Instrução: Conte as linhas abaixo que contêm a palavra "outboard", diferenciando maiúsculas de minúsculas. Dê apenas o número.

(Listagens de localização de elementos)
*****

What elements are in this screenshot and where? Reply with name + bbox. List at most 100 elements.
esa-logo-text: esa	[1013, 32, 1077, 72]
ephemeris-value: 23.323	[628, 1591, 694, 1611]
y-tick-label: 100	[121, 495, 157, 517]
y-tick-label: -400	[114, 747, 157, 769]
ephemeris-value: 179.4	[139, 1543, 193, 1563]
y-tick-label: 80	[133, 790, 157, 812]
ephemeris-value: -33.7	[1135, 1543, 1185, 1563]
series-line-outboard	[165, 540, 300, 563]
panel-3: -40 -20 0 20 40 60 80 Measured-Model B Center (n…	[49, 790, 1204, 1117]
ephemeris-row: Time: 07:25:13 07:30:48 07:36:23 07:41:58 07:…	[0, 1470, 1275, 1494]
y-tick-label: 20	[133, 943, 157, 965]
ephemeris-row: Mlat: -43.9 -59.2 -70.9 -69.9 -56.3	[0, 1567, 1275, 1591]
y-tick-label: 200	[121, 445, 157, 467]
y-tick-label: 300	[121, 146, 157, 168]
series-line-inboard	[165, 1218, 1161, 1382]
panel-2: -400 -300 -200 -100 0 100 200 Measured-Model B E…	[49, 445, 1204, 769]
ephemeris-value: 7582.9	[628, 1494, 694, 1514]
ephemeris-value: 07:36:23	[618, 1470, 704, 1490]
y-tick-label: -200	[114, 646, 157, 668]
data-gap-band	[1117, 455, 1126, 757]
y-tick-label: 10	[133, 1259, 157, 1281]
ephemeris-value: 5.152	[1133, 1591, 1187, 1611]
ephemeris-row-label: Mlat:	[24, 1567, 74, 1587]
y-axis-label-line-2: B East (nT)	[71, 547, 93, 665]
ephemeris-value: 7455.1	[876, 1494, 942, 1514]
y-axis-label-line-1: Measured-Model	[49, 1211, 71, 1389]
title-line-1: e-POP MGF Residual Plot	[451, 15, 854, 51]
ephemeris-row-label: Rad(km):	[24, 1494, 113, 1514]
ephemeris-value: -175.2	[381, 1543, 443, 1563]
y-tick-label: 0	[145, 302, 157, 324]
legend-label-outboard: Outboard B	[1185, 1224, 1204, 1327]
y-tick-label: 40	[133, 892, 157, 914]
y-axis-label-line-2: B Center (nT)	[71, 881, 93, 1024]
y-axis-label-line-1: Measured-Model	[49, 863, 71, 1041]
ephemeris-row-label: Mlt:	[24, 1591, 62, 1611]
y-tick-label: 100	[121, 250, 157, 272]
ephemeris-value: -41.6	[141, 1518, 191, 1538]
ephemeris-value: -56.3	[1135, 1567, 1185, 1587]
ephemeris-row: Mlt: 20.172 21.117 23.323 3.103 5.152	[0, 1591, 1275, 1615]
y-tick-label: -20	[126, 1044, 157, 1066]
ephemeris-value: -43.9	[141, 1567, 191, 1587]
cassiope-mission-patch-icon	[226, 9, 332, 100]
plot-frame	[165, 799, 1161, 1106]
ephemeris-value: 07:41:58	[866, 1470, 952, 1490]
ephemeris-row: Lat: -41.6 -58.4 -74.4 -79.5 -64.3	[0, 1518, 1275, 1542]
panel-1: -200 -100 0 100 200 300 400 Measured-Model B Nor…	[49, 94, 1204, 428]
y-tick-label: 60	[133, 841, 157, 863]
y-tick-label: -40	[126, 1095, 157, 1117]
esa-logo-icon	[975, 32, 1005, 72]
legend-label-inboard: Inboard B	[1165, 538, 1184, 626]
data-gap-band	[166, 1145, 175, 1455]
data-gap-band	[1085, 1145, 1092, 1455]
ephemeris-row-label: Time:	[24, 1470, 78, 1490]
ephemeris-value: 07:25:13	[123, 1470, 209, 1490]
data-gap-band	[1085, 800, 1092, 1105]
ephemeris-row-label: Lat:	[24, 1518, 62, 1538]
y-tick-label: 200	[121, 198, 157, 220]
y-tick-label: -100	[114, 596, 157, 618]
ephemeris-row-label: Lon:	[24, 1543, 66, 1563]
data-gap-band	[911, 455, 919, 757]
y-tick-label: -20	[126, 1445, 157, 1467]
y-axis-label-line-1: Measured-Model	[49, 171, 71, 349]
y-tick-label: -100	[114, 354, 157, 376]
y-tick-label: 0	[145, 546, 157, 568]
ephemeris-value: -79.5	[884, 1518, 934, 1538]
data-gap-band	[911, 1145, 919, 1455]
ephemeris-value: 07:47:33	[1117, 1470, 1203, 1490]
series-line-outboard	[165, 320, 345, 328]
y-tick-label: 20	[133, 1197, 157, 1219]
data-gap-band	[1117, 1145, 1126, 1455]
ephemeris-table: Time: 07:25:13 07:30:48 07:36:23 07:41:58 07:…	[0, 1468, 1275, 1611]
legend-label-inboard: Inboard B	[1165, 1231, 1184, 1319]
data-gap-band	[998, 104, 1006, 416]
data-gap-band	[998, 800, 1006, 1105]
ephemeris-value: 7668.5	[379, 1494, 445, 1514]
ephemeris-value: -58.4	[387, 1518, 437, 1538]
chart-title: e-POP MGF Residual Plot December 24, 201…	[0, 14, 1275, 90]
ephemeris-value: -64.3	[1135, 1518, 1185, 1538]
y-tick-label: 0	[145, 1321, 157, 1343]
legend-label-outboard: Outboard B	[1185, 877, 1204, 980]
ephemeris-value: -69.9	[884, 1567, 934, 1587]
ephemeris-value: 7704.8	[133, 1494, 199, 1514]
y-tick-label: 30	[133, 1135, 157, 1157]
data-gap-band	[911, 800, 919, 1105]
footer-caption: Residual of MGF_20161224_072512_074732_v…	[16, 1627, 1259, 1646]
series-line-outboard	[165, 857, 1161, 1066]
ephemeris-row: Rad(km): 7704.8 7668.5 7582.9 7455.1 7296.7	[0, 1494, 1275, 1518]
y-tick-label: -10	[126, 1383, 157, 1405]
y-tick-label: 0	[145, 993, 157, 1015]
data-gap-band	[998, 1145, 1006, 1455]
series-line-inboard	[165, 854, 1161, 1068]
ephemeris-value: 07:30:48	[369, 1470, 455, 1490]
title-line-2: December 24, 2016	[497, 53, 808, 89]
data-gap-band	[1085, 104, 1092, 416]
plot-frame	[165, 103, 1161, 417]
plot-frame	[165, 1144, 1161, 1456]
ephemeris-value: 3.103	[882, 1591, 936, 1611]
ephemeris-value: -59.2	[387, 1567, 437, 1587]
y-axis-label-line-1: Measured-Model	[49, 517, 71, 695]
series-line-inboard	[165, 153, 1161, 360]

*****

Resposta completa: 5